> **Your goal**:
The data below should be printed in full, exactly, and without any of its images.

★ ★ ★ ★

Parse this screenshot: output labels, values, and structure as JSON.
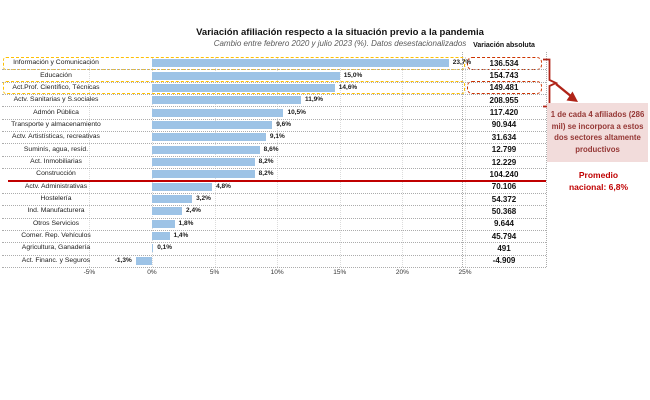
{
  "chart_data": {
    "type": "bar",
    "orientation": "horizontal",
    "title": "Variación afiliación respecto a la situación previo a la pandemia",
    "subtitle": "Cambio entre febrero 2020 y julio 2023 (%). Datos desestacionalizados",
    "abs_column_header": "Variación absoluta",
    "xlabel": "",
    "x_range": [
      -5,
      25
    ],
    "grid": true,
    "x_ticks": [
      {
        "value": -5,
        "label": "-5%"
      },
      {
        "value": 0,
        "label": "0%"
      },
      {
        "value": 5,
        "label": "5%"
      },
      {
        "value": 10,
        "label": "10%"
      },
      {
        "value": 15,
        "label": "15%"
      },
      {
        "value": 20,
        "label": "20%"
      },
      {
        "value": 25,
        "label": "25%"
      }
    ],
    "rows": [
      {
        "label": "Información y Comunicación",
        "pct": 23.7,
        "pct_label": "23,7%",
        "abs": "136.534",
        "highlighted": true
      },
      {
        "label": "Educación",
        "pct": 15.0,
        "pct_label": "15,0%",
        "abs": "154.743",
        "highlighted": false
      },
      {
        "label": "Act.Prof. Científico, Técnicas",
        "pct": 14.6,
        "pct_label": "14,6%",
        "abs": "149.481",
        "highlighted": true
      },
      {
        "label": "Actv. Sanitarias y S.sociales",
        "pct": 11.9,
        "pct_label": "11,9%",
        "abs": "208.955",
        "highlighted": false
      },
      {
        "label": "Admón Pública",
        "pct": 10.5,
        "pct_label": "10,5%",
        "abs": "117.420",
        "highlighted": false
      },
      {
        "label": "Transporte y almacenamiento",
        "pct": 9.6,
        "pct_label": "9,6%",
        "abs": "90.944",
        "highlighted": false
      },
      {
        "label": "Actv. Artistísticas, recreativas",
        "pct": 9.1,
        "pct_label": "9,1%",
        "abs": "31.634",
        "highlighted": false
      },
      {
        "label": "Suminís, agua, resíd.",
        "pct": 8.6,
        "pct_label": "8,6%",
        "abs": "12.799",
        "highlighted": false
      },
      {
        "label": "Act. Inmobiliarias",
        "pct": 8.2,
        "pct_label": "8,2%",
        "abs": "12.229",
        "highlighted": false
      },
      {
        "label": "Construcción",
        "pct": 8.2,
        "pct_label": "8,2%",
        "abs": "104.240",
        "highlighted": false,
        "average_line_below": true
      },
      {
        "label": "Actv. Administrativas",
        "pct": 4.8,
        "pct_label": "4,8%",
        "abs": "70.106",
        "highlighted": false
      },
      {
        "label": "Hostelería",
        "pct": 3.2,
        "pct_label": "3,2%",
        "abs": "54.372",
        "highlighted": false
      },
      {
        "label": "Ind. Manufacturera",
        "pct": 2.4,
        "pct_label": "2,4%",
        "abs": "50.368",
        "highlighted": false
      },
      {
        "label": "Otros Servicios",
        "pct": 1.8,
        "pct_label": "1,8%",
        "abs": "9.644",
        "highlighted": false
      },
      {
        "label": "Comer. Rep. Vehículos",
        "pct": 1.4,
        "pct_label": "1,4%",
        "abs": "45.794",
        "highlighted": false
      },
      {
        "label": "Agricultura, Ganadería",
        "pct": 0.1,
        "pct_label": "0,1%",
        "abs": "491",
        "highlighted": false
      },
      {
        "label": "Act. Financ. y Seguros",
        "pct": -1.3,
        "pct_label": "-1,3%",
        "abs": "-4.909",
        "highlighted": false
      }
    ]
  },
  "annotation": {
    "box_text": "1 de cada 4 afiliados (286 mil) se incorpora a estos dos sectores altamente productivos",
    "promedio_line1": "Promedio",
    "promedio_line2": "nacional: 6,8%"
  },
  "colors": {
    "bar": "#9DC3E6",
    "highlight_yellow": "#FFC000",
    "highlight_red": "#CC3300",
    "average_line": "#C00000",
    "annotation_bg": "#F2DCDB",
    "annotation_text": "#953735",
    "promedio_text": "#C00000"
  }
}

★ ★ ★ ★

> **Full answer**:
Parse this screenshot: output labels, values, and structure as JSON.
{
  "chart_data": {
    "type": "bar",
    "orientation": "horizontal",
    "title": "Variación afiliación respecto a la situación previo a la pandemia",
    "subtitle": "Cambio entre febrero 2020 y julio 2023 (%). Datos desestacionalizados",
    "abs_column_header": "Variación absoluta",
    "xlabel": "",
    "x_range": [
      -5,
      25
    ],
    "grid": true,
    "x_ticks": [
      {
        "value": -5,
        "label": "-5%"
      },
      {
        "value": 0,
        "label": "0%"
      },
      {
        "value": 5,
        "label": "5%"
      },
      {
        "value": 10,
        "label": "10%"
      },
      {
        "value": 15,
        "label": "15%"
      },
      {
        "value": 20,
        "label": "20%"
      },
      {
        "value": 25,
        "label": "25%"
      }
    ],
    "rows": [
      {
        "label": "Información y Comunicación",
        "pct": 23.7,
        "pct_label": "23,7%",
        "abs": "136.534",
        "highlighted": true
      },
      {
        "label": "Educación",
        "pct": 15.0,
        "pct_label": "15,0%",
        "abs": "154.743",
        "highlighted": false
      },
      {
        "label": "Act.Prof. Científico, Técnicas",
        "pct": 14.6,
        "pct_label": "14,6%",
        "abs": "149.481",
        "highlighted": true
      },
      {
        "label": "Actv. Sanitarias y S.sociales",
        "pct": 11.9,
        "pct_label": "11,9%",
        "abs": "208.955",
        "highlighted": false
      },
      {
        "label": "Admón Pública",
        "pct": 10.5,
        "pct_label": "10,5%",
        "abs": "117.420",
        "highlighted": false
      },
      {
        "label": "Transporte y almacenamiento",
        "pct": 9.6,
        "pct_label": "9,6%",
        "abs": "90.944",
        "highlighted": false
      },
      {
        "label": "Actv. Artistísticas, recreativas",
        "pct": 9.1,
        "pct_label": "9,1%",
        "abs": "31.634",
        "highlighted": false
      },
      {
        "label": "Suminís, agua, resíd.",
        "pct": 8.6,
        "pct_label": "8,6%",
        "abs": "12.799",
        "highlighted": false
      },
      {
        "label": "Act. Inmobiliarias",
        "pct": 8.2,
        "pct_label": "8,2%",
        "abs": "12.229",
        "highlighted": false
      },
      {
        "label": "Construcción",
        "pct": 8.2,
        "pct_label": "8,2%",
        "abs": "104.240",
        "highlighted": false,
        "average_line_below": true
      },
      {
        "label": "Actv. Administrativas",
        "pct": 4.8,
        "pct_label": "4,8%",
        "abs": "70.106",
        "highlighted": false
      },
      {
        "label": "Hostelería",
        "pct": 3.2,
        "pct_label": "3,2%",
        "abs": "54.372",
        "highlighted": false
      },
      {
        "label": "Ind. Manufacturera",
        "pct": 2.4,
        "pct_label": "2,4%",
        "abs": "50.368",
        "highlighted": false
      },
      {
        "label": "Otros Servicios",
        "pct": 1.8,
        "pct_label": "1,8%",
        "abs": "9.644",
        "highlighted": false
      },
      {
        "label": "Comer. Rep. Vehículos",
        "pct": 1.4,
        "pct_label": "1,4%",
        "abs": "45.794",
        "highlighted": false
      },
      {
        "label": "Agricultura, Ganadería",
        "pct": 0.1,
        "pct_label": "0,1%",
        "abs": "491",
        "highlighted": false
      },
      {
        "label": "Act. Financ. y Seguros",
        "pct": -1.3,
        "pct_label": "-1,3%",
        "abs": "-4.909",
        "highlighted": false
      }
    ]
  },
  "annotation": {
    "box_text": "1 de cada 4 afiliados (286 mil) se incorpora a estos dos sectores altamente productivos",
    "promedio_line1": "Promedio",
    "promedio_line2": "nacional: 6,8%"
  },
  "colors": {
    "bar": "#9DC3E6",
    "highlight_yellow": "#FFC000",
    "highlight_red": "#CC3300",
    "average_line": "#C00000",
    "annotation_bg": "#F2DCDB",
    "annotation_text": "#953735",
    "promedio_text": "#C00000"
  }
}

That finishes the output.